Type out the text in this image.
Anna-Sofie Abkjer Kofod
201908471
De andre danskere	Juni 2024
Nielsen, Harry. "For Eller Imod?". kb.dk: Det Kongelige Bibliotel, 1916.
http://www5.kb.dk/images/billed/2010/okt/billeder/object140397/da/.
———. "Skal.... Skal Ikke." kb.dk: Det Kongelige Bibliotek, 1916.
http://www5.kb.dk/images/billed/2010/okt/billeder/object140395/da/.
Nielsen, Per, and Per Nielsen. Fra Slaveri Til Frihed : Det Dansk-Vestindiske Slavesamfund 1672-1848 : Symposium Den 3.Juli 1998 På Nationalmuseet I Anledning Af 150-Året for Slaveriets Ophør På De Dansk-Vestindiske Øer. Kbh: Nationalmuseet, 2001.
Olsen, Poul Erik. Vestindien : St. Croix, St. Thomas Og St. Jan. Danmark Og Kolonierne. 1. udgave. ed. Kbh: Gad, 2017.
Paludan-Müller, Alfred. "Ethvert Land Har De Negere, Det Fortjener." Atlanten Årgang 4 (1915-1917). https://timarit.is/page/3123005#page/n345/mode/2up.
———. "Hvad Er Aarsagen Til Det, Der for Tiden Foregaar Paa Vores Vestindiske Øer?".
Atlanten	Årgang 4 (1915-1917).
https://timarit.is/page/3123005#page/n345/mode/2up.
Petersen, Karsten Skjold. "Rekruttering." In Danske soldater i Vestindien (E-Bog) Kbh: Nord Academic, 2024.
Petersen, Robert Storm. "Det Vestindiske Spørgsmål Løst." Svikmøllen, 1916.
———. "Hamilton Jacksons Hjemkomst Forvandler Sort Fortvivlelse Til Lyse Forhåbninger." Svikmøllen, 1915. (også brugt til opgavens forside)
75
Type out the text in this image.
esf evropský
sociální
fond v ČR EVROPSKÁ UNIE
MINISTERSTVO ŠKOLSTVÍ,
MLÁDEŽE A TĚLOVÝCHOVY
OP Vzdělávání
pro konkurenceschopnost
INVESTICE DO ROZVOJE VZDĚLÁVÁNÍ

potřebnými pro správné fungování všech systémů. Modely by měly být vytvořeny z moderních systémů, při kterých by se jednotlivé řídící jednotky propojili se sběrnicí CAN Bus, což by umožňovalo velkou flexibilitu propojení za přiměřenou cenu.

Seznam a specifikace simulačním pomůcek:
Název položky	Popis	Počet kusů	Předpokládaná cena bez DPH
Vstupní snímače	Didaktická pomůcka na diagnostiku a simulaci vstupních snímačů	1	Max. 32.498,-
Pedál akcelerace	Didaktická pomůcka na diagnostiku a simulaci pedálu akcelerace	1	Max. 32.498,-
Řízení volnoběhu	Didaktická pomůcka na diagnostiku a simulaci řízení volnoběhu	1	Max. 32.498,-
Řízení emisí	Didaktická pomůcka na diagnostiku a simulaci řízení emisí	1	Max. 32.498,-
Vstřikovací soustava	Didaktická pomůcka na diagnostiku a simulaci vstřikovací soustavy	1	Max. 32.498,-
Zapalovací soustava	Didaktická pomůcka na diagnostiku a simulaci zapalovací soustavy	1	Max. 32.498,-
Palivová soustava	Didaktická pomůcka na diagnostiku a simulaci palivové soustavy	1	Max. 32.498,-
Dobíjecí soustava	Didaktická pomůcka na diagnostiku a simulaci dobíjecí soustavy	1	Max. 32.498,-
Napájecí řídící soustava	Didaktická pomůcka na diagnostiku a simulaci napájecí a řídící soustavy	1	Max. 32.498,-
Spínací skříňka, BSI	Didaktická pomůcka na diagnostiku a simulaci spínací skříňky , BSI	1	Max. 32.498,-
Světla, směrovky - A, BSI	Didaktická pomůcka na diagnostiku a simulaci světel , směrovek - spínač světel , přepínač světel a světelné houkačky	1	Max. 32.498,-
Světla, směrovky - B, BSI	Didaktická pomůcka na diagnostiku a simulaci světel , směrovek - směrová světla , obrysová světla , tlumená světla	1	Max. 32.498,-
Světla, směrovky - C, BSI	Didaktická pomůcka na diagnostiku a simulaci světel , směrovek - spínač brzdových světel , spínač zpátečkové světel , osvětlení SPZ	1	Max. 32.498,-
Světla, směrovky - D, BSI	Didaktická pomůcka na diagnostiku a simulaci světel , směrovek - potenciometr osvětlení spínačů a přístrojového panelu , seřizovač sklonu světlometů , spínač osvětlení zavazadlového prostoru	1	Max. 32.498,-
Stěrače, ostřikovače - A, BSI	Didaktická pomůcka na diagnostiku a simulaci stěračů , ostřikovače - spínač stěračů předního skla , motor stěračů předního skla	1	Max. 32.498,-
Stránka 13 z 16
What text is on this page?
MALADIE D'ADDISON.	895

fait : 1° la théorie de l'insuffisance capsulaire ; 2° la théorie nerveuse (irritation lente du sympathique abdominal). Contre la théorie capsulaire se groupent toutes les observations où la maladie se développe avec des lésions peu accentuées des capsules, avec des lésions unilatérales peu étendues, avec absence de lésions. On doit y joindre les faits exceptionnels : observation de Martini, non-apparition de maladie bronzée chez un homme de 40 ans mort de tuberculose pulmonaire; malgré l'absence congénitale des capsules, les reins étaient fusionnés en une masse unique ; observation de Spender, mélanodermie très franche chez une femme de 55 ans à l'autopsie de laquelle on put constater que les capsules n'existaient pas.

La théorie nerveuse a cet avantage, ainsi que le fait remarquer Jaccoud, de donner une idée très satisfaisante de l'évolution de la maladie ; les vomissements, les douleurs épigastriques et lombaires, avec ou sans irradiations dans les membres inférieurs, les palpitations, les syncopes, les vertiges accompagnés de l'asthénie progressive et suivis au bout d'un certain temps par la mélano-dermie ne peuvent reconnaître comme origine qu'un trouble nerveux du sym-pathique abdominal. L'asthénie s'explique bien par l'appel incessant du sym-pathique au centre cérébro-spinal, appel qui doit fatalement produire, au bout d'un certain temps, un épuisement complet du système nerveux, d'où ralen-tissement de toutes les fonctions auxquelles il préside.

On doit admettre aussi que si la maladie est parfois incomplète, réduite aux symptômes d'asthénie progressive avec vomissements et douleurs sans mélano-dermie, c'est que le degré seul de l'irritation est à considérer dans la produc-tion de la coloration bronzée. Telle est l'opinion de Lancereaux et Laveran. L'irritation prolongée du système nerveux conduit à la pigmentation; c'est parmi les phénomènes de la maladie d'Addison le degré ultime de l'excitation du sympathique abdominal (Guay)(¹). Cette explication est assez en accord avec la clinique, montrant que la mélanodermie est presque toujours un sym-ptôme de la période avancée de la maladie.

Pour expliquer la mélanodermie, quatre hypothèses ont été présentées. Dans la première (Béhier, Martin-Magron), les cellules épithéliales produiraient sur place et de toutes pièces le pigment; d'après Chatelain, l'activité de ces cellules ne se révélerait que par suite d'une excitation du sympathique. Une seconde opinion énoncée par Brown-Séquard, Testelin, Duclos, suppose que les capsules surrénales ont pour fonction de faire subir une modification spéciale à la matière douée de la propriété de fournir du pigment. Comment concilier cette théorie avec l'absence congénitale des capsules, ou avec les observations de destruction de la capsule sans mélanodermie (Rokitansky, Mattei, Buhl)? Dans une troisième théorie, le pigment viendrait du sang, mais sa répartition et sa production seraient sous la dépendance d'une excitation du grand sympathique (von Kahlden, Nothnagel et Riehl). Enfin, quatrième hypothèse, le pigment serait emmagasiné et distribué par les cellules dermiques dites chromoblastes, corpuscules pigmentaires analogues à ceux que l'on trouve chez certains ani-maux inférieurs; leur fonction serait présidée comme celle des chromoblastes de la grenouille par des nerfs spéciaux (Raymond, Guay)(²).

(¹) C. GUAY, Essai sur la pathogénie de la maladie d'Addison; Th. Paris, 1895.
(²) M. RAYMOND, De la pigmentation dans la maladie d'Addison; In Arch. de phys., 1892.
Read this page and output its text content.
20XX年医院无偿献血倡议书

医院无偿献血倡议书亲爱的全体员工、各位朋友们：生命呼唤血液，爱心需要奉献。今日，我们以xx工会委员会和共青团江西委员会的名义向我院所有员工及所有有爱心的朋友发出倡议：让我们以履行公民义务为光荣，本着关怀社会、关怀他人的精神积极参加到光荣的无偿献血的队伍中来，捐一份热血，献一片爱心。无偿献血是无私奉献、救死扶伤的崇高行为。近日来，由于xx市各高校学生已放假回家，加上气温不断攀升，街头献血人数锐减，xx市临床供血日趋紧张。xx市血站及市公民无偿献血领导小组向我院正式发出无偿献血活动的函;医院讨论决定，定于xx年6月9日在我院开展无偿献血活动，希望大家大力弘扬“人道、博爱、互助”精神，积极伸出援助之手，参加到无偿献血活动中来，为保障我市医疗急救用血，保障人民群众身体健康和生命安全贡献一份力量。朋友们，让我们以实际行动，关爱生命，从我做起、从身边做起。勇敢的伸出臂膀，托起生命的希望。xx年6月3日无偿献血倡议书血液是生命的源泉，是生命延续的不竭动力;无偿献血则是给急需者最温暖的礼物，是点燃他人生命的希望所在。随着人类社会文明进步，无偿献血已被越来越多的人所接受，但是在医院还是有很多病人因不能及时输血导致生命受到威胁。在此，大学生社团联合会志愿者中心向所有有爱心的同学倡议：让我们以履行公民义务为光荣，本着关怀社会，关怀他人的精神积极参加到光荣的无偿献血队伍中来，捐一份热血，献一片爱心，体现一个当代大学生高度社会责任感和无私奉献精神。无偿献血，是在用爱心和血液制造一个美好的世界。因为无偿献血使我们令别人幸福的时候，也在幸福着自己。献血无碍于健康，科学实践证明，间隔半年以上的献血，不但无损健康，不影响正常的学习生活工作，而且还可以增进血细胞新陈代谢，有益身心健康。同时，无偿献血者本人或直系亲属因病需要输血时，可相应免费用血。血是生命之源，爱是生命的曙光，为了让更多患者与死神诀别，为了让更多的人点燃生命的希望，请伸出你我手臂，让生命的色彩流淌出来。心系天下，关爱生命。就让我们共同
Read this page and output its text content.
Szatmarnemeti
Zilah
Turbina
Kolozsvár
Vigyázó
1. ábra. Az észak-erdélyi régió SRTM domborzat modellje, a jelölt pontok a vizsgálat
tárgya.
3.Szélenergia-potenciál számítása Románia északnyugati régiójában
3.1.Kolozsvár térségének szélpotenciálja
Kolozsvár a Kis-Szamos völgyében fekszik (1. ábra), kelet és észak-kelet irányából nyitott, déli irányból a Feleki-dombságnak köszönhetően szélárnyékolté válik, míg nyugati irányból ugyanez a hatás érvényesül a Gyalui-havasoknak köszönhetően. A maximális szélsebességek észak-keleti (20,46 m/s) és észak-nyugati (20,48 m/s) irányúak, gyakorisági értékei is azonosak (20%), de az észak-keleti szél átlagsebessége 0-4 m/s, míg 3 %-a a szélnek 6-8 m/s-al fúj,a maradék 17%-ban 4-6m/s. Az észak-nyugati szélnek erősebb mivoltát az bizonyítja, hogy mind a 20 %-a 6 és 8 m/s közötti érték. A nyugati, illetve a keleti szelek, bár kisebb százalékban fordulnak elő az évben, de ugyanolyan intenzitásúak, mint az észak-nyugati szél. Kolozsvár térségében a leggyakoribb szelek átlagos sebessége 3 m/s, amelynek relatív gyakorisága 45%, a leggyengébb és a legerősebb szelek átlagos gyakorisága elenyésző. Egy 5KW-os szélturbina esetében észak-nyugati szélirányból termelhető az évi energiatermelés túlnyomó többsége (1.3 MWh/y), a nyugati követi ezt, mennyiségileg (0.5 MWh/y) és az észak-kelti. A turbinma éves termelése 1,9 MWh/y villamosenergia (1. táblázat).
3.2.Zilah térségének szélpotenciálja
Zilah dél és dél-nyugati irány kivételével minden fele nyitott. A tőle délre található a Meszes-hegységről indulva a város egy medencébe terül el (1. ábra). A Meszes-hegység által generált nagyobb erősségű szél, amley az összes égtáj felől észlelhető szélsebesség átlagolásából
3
^^^^^^^^
Using the listing above, locate the lines that hold "https" and copy each one.

Paludan-Müller, Alfred. "Ethvert Land Har De Negere, Det Fortjener." Atlanten Årgang 4 (1915-1917). https://timarit.is/page/3123005#page/n345/mode/2up.
https://timarit.is/page/3123005#page/n345/mode/2up.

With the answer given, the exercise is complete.